● **YOUR TASK**
Lift out all lines below that contain "title".

● **SUPPLIED ENTRIES**
··········

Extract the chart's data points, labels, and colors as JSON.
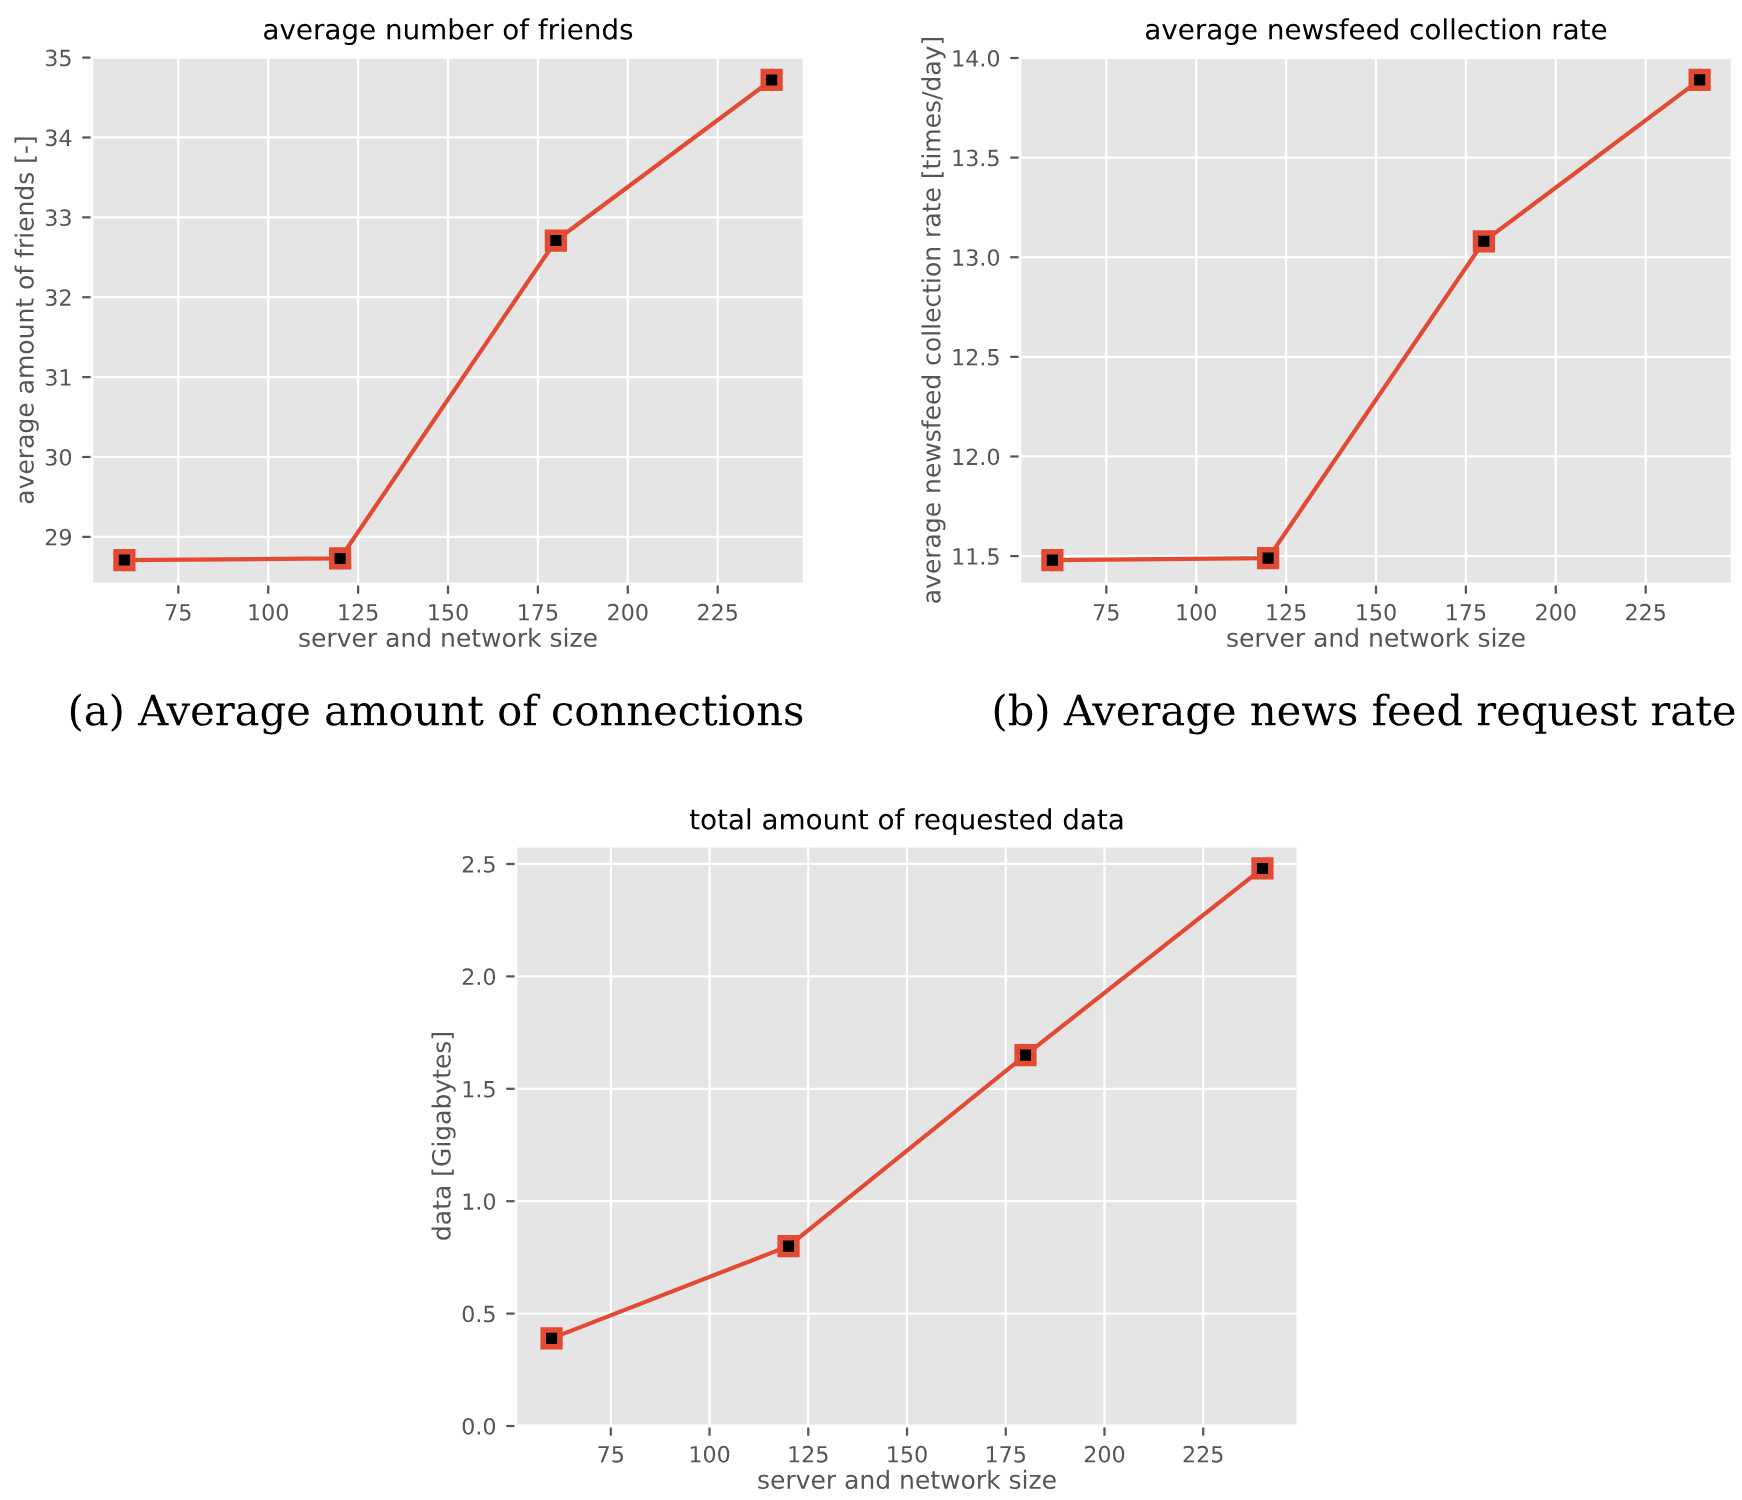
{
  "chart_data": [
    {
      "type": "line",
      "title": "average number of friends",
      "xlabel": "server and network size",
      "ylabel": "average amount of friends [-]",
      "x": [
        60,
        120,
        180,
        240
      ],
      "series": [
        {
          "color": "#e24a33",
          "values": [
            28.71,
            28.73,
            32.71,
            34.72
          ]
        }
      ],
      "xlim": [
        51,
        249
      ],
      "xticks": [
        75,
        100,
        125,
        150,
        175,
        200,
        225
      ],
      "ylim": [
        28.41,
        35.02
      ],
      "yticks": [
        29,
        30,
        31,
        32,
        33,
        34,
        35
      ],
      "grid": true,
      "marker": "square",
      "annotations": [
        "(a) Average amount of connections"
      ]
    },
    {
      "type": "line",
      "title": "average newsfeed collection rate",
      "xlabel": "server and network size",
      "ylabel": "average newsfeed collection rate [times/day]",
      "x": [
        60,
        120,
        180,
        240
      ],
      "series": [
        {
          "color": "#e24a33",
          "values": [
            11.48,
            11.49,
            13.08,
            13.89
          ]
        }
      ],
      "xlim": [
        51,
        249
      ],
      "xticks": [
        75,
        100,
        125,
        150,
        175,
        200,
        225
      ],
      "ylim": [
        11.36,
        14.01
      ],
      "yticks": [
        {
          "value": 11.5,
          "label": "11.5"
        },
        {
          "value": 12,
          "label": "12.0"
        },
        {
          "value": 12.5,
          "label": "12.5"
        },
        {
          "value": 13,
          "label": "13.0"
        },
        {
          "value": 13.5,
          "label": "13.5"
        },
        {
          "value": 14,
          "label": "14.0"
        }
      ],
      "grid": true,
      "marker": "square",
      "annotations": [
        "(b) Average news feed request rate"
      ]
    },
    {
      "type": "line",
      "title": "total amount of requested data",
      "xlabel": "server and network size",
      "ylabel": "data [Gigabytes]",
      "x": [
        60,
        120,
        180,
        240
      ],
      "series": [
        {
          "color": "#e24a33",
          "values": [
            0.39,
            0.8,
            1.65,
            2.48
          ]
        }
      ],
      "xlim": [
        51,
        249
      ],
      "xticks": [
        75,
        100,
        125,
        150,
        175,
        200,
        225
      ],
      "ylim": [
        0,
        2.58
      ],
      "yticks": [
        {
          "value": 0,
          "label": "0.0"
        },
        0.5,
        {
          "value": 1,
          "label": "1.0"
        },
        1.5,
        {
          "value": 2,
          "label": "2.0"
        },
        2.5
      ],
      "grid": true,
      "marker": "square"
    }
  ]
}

··········

● **ANSWER TO THE PROBLEM**
      "title": "average number of friends",
      "title": "average newsfeed collection rate",
      "title": "total amount of requested data",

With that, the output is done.